>> START RECORD EXCERPTS

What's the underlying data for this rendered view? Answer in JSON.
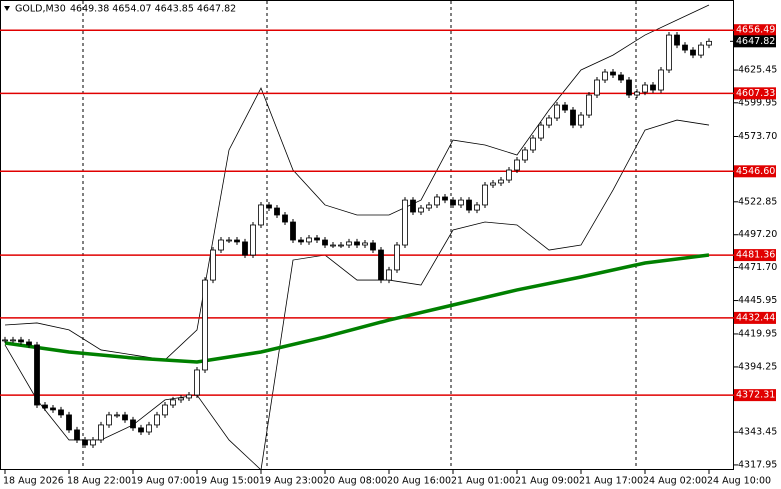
{
  "chart_data": {
    "type": "candlestick",
    "symbol": "GOLD,M30",
    "ohlc_header": "4649.38 4654.07 4643.85 4647.82",
    "categories": [
      "18 Aug 2026",
      null,
      null,
      null,
      null,
      null,
      null,
      null,
      "18 Aug 22:00",
      null,
      null,
      null,
      null,
      null,
      null,
      null,
      "19 Aug 07:00",
      null,
      null,
      null,
      null,
      null,
      null,
      null,
      "19 Aug 15:00",
      null,
      null,
      null,
      null,
      null,
      null,
      null,
      "19 Aug 23:00",
      null,
      null,
      null,
      null,
      null,
      null,
      null,
      "20 Aug 08:00",
      null,
      null,
      null,
      null,
      null,
      null,
      null,
      "20 Aug 16:00",
      null,
      null,
      null,
      null,
      null,
      null,
      null,
      "21 Aug 01:00",
      null,
      null,
      null,
      null,
      null,
      null,
      null,
      "21 Aug 09:00",
      null,
      null,
      null,
      null,
      null,
      null,
      null,
      "21 Aug 17:00",
      null,
      null,
      null,
      null,
      null,
      null,
      null,
      "24 Aug 02:00",
      null,
      null,
      null,
      null,
      null,
      null,
      null,
      "24 Aug 10:00"
    ],
    "close": [
      4415.3,
      4415.3,
      4413.7,
      4411.4,
      4364.6,
      4362.3,
      4360.8,
      4356.9,
      4345.2,
      4337.4,
      4333.5,
      4337.4,
      4349.1,
      4356.9,
      4356.9,
      4353.0,
      4346.8,
      4343.6,
      4349.1,
      4356.9,
      4364.6,
      4368.6,
      4370.1,
      4372.4,
      4391.9,
      4461.9,
      4485.3,
      4493.1,
      4493.1,
      4491.6,
      4481.4,
      4504.8,
      4520.4,
      4518.0,
      4512.6,
      4507.1,
      4493.1,
      4491.6,
      4494.7,
      4493.1,
      4489.2,
      4489.2,
      4489.2,
      4491.6,
      4489.2,
      4490.8,
      4485.3,
      4461.9,
      4469.8,
      4489.2,
      4524.2,
      4514.9,
      4518.0,
      4520.4,
      4526.6,
      4524.2,
      4520.4,
      4524.2,
      4516.4,
      4520.4,
      4535.9,
      4537.5,
      4539.8,
      4547.6,
      4555.4,
      4563.2,
      4572.5,
      4582.6,
      4588.1,
      4598.2,
      4594.3,
      4582.6,
      4590.4,
      4606.0,
      4617.7,
      4623.9,
      4621.6,
      4617.7,
      4606.0,
      4608.3,
      4613.8,
      4609.9,
      4625.5,
      4652.7,
      4644.9,
      4641.0,
      4637.1,
      4644.9,
      4647.82
    ],
    "ylim": [
      4314,
      4680
    ],
    "yticks": [
      {
        "value": 4625.45,
        "label": "4625.45"
      },
      {
        "value": 4599.95,
        "label": "4599.95"
      },
      {
        "value": 4573.7,
        "label": "4573.70"
      },
      {
        "value": 4522.85,
        "label": "4522.85"
      },
      {
        "value": 4497.2,
        "label": "4497.20"
      },
      {
        "value": 4471.7,
        "label": "4471.70"
      },
      {
        "value": 4445.95,
        "label": "4445.95"
      },
      {
        "value": 4419.95,
        "label": "4419.95"
      },
      {
        "value": 4394.25,
        "label": "4394.25"
      },
      {
        "value": 4343.45,
        "label": "4343.45"
      },
      {
        "value": 4317.95,
        "label": "4317.95"
      }
    ],
    "levels": [
      {
        "value": 4656.49,
        "label": "4656.49"
      },
      {
        "value": 4607.33,
        "label": "4607.33"
      },
      {
        "value": 4546.6,
        "label": "4546.60"
      },
      {
        "value": 4481.36,
        "label": "4481.36"
      },
      {
        "value": 4432.44,
        "label": "4432.44"
      },
      {
        "value": 4372.31,
        "label": "4372.31"
      }
    ],
    "level_color": "#e00000",
    "current_price": {
      "value": 4647.82,
      "label": "4647.82"
    },
    "ma": {
      "color": "#008000",
      "x": [
        0,
        8,
        16,
        24,
        32,
        40,
        48,
        56,
        64,
        72,
        80,
        88
      ],
      "values": [
        4412.9,
        4405.9,
        4401.2,
        4398.1,
        4405.9,
        4417.6,
        4430.8,
        4442.5,
        4454.2,
        4464.3,
        4475.2,
        4481.4
      ]
    },
    "bands": {
      "color": "#000000",
      "x": [
        0,
        4,
        8,
        12,
        16,
        20,
        24,
        28,
        32,
        36,
        40,
        44,
        48,
        52,
        56,
        60,
        64,
        68,
        72,
        76,
        80,
        84,
        88
      ],
      "upper": [
        4426.9,
        4428.5,
        4423.1,
        4407.5,
        4403.6,
        4399.7,
        4423.1,
        4563.2,
        4611.4,
        4547.6,
        4520.4,
        4512.6,
        4512.6,
        4524.2,
        4570.9,
        4567.1,
        4559.3,
        4594.3,
        4625.5,
        4637.1,
        4652.7,
        4664.4,
        4676.1
      ],
      "lower": [
        4411.4,
        4368.6,
        4337.4,
        4337.4,
        4349.1,
        4368.6,
        4372.4,
        4337.4,
        4314.1,
        4477.5,
        4481.4,
        4461.9,
        4461.9,
        4458.0,
        4500.9,
        4507.1,
        4504.8,
        4485.3,
        4489.2,
        4532.0,
        4578.7,
        4586.5,
        4582.6
      ]
    }
  }
}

>> END RECORD EXCERPTS

▸ **AIM OF THE EXERCISE**
The material above holds pictures; copy everything else in it exactly.

▸ **TASK ANSWER**
What's the underlying data for this rendered view? Answer in JSON.
{
  "chart_data": {
    "type": "candlestick",
    "symbol": "GOLD,M30",
    "ohlc_header": "4649.38 4654.07 4643.85 4647.82",
    "categories": [
      "18 Aug 2026",
      null,
      null,
      null,
      null,
      null,
      null,
      null,
      "18 Aug 22:00",
      null,
      null,
      null,
      null,
      null,
      null,
      null,
      "19 Aug 07:00",
      null,
      null,
      null,
      null,
      null,
      null,
      null,
      "19 Aug 15:00",
      null,
      null,
      null,
      null,
      null,
      null,
      null,
      "19 Aug 23:00",
      null,
      null,
      null,
      null,
      null,
      null,
      null,
      "20 Aug 08:00",
      null,
      null,
      null,
      null,
      null,
      null,
      null,
      "20 Aug 16:00",
      null,
      null,
      null,
      null,
      null,
      null,
      null,
      "21 Aug 01:00",
      null,
      null,
      null,
      null,
      null,
      null,
      null,
      "21 Aug 09:00",
      null,
      null,
      null,
      null,
      null,
      null,
      null,
      "21 Aug 17:00",
      null,
      null,
      null,
      null,
      null,
      null,
      null,
      "24 Aug 02:00",
      null,
      null,
      null,
      null,
      null,
      null,
      null,
      "24 Aug 10:00"
    ],
    "close": [
      4415.3,
      4415.3,
      4413.7,
      4411.4,
      4364.6,
      4362.3,
      4360.8,
      4356.9,
      4345.2,
      4337.4,
      4333.5,
      4337.4,
      4349.1,
      4356.9,
      4356.9,
      4353.0,
      4346.8,
      4343.6,
      4349.1,
      4356.9,
      4364.6,
      4368.6,
      4370.1,
      4372.4,
      4391.9,
      4461.9,
      4485.3,
      4493.1,
      4493.1,
      4491.6,
      4481.4,
      4504.8,
      4520.4,
      4518.0,
      4512.6,
      4507.1,
      4493.1,
      4491.6,
      4494.7,
      4493.1,
      4489.2,
      4489.2,
      4489.2,
      4491.6,
      4489.2,
      4490.8,
      4485.3,
      4461.9,
      4469.8,
      4489.2,
      4524.2,
      4514.9,
      4518.0,
      4520.4,
      4526.6,
      4524.2,
      4520.4,
      4524.2,
      4516.4,
      4520.4,
      4535.9,
      4537.5,
      4539.8,
      4547.6,
      4555.4,
      4563.2,
      4572.5,
      4582.6,
      4588.1,
      4598.2,
      4594.3,
      4582.6,
      4590.4,
      4606.0,
      4617.7,
      4623.9,
      4621.6,
      4617.7,
      4606.0,
      4608.3,
      4613.8,
      4609.9,
      4625.5,
      4652.7,
      4644.9,
      4641.0,
      4637.1,
      4644.9,
      4647.82
    ],
    "ylim": [
      4314,
      4680
    ],
    "yticks": [
      {
        "value": 4625.45,
        "label": "4625.45"
      },
      {
        "value": 4599.95,
        "label": "4599.95"
      },
      {
        "value": 4573.7,
        "label": "4573.70"
      },
      {
        "value": 4522.85,
        "label": "4522.85"
      },
      {
        "value": 4497.2,
        "label": "4497.20"
      },
      {
        "value": 4471.7,
        "label": "4471.70"
      },
      {
        "value": 4445.95,
        "label": "4445.95"
      },
      {
        "value": 4419.95,
        "label": "4419.95"
      },
      {
        "value": 4394.25,
        "label": "4394.25"
      },
      {
        "value": 4343.45,
        "label": "4343.45"
      },
      {
        "value": 4317.95,
        "label": "4317.95"
      }
    ],
    "levels": [
      {
        "value": 4656.49,
        "label": "4656.49"
      },
      {
        "value": 4607.33,
        "label": "4607.33"
      },
      {
        "value": 4546.6,
        "label": "4546.60"
      },
      {
        "value": 4481.36,
        "label": "4481.36"
      },
      {
        "value": 4432.44,
        "label": "4432.44"
      },
      {
        "value": 4372.31,
        "label": "4372.31"
      }
    ],
    "level_color": "#e00000",
    "current_price": {
      "value": 4647.82,
      "label": "4647.82"
    },
    "ma": {
      "color": "#008000",
      "x": [
        0,
        8,
        16,
        24,
        32,
        40,
        48,
        56,
        64,
        72,
        80,
        88
      ],
      "values": [
        4412.9,
        4405.9,
        4401.2,
        4398.1,
        4405.9,
        4417.6,
        4430.8,
        4442.5,
        4454.2,
        4464.3,
        4475.2,
        4481.4
      ]
    },
    "bands": {
      "color": "#000000",
      "x": [
        0,
        4,
        8,
        12,
        16,
        20,
        24,
        28,
        32,
        36,
        40,
        44,
        48,
        52,
        56,
        60,
        64,
        68,
        72,
        76,
        80,
        84,
        88
      ],
      "upper": [
        4426.9,
        4428.5,
        4423.1,
        4407.5,
        4403.6,
        4399.7,
        4423.1,
        4563.2,
        4611.4,
        4547.6,
        4520.4,
        4512.6,
        4512.6,
        4524.2,
        4570.9,
        4567.1,
        4559.3,
        4594.3,
        4625.5,
        4637.1,
        4652.7,
        4664.4,
        4676.1
      ],
      "lower": [
        4411.4,
        4368.6,
        4337.4,
        4337.4,
        4349.1,
        4368.6,
        4372.4,
        4337.4,
        4314.1,
        4477.5,
        4481.4,
        4461.9,
        4461.9,
        4458.0,
        4500.9,
        4507.1,
        4504.8,
        4485.3,
        4489.2,
        4532.0,
        4578.7,
        4586.5,
        4582.6
      ]
    }
  }
}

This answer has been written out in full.